### RECORDS FOR THIS TASK
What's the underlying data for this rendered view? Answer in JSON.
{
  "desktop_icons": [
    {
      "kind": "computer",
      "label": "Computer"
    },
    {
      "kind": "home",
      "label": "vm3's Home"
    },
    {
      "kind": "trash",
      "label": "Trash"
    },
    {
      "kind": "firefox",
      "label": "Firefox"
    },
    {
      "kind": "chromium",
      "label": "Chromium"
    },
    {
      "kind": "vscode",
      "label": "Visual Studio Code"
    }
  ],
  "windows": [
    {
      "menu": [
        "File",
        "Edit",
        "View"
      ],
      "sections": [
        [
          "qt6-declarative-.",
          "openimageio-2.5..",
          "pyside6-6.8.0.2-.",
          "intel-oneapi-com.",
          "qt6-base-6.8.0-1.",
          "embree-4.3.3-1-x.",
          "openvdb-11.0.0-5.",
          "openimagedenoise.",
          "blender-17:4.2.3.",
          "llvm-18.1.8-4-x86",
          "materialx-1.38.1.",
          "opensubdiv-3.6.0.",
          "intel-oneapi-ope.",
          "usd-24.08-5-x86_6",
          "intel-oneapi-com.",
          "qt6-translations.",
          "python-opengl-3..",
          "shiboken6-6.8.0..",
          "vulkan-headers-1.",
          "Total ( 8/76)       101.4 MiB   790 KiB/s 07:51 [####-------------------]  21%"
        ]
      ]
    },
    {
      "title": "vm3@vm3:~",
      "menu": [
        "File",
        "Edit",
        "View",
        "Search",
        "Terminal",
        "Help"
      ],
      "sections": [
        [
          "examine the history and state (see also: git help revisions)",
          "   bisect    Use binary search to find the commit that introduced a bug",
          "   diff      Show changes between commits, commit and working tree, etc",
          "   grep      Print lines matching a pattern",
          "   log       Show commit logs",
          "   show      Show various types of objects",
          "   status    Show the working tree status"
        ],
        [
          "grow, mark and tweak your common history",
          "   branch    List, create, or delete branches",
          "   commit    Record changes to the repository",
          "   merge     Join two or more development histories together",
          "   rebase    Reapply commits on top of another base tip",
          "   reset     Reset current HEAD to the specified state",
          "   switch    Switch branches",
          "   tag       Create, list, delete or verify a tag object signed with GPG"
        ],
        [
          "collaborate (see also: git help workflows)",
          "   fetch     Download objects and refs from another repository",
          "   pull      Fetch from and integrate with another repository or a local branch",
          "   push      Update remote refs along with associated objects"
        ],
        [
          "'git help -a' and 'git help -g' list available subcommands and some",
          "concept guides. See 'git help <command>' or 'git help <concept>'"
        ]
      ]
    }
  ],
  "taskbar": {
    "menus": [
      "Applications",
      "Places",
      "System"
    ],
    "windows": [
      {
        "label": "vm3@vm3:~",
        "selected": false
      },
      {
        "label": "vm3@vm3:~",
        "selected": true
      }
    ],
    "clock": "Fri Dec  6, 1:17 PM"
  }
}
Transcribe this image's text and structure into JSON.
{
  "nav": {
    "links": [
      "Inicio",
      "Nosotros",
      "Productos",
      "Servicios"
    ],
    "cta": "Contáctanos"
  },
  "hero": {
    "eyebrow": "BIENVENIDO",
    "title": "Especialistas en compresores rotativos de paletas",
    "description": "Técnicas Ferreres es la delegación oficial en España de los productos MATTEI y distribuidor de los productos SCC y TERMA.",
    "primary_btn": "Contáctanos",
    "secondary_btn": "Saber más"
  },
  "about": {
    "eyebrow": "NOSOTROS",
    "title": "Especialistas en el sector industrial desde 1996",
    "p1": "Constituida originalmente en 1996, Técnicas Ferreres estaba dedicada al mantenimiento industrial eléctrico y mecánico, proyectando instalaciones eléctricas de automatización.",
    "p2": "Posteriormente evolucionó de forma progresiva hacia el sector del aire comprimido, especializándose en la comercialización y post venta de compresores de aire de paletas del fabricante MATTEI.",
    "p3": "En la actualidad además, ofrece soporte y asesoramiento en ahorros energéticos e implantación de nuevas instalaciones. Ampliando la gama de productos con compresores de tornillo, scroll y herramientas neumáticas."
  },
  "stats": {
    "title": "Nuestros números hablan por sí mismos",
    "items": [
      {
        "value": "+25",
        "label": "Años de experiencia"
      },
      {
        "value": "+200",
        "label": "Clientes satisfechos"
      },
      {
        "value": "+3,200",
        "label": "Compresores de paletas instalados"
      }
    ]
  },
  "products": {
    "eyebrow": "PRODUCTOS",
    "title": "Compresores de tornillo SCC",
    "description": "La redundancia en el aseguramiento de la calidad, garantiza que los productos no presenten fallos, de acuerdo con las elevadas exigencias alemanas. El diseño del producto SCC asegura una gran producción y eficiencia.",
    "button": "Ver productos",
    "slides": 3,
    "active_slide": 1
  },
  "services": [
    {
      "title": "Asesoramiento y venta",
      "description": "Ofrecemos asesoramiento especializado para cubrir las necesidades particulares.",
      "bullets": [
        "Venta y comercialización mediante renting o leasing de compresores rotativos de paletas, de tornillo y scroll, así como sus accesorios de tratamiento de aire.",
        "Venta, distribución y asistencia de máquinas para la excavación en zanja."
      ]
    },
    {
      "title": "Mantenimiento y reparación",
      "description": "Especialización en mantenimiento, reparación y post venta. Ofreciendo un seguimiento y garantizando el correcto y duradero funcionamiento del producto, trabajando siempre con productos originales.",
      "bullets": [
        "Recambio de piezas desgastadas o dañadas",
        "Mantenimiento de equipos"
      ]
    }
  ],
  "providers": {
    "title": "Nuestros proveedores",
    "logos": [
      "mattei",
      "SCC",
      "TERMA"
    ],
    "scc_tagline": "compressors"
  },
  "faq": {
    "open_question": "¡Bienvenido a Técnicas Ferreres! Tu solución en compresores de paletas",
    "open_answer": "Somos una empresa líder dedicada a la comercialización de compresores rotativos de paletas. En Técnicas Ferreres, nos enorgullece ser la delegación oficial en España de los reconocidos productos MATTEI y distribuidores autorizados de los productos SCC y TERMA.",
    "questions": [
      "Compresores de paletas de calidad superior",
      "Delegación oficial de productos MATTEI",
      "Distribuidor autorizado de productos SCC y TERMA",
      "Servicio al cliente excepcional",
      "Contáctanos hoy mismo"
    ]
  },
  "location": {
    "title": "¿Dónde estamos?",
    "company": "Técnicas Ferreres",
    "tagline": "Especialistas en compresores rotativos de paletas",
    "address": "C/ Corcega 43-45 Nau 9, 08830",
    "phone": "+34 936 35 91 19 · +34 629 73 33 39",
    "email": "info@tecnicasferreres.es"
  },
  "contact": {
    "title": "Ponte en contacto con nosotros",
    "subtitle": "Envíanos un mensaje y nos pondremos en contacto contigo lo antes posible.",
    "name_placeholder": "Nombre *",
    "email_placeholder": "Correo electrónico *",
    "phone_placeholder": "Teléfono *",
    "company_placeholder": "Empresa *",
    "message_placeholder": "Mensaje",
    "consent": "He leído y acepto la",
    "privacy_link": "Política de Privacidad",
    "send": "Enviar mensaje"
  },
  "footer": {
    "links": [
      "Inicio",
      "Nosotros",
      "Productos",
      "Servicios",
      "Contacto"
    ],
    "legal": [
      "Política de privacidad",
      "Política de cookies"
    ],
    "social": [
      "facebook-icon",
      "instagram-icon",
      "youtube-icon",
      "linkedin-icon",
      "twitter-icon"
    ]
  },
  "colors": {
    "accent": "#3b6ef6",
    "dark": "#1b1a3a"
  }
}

### AIM OF THE TASK
Copy out the lines in which the string "Contáctanos" appears.

### ANSWER TO THE PROBLEM
    "cta": "Contáctanos"
    "primary_btn": "Contáctanos",
      "Contáctanos hoy mismo"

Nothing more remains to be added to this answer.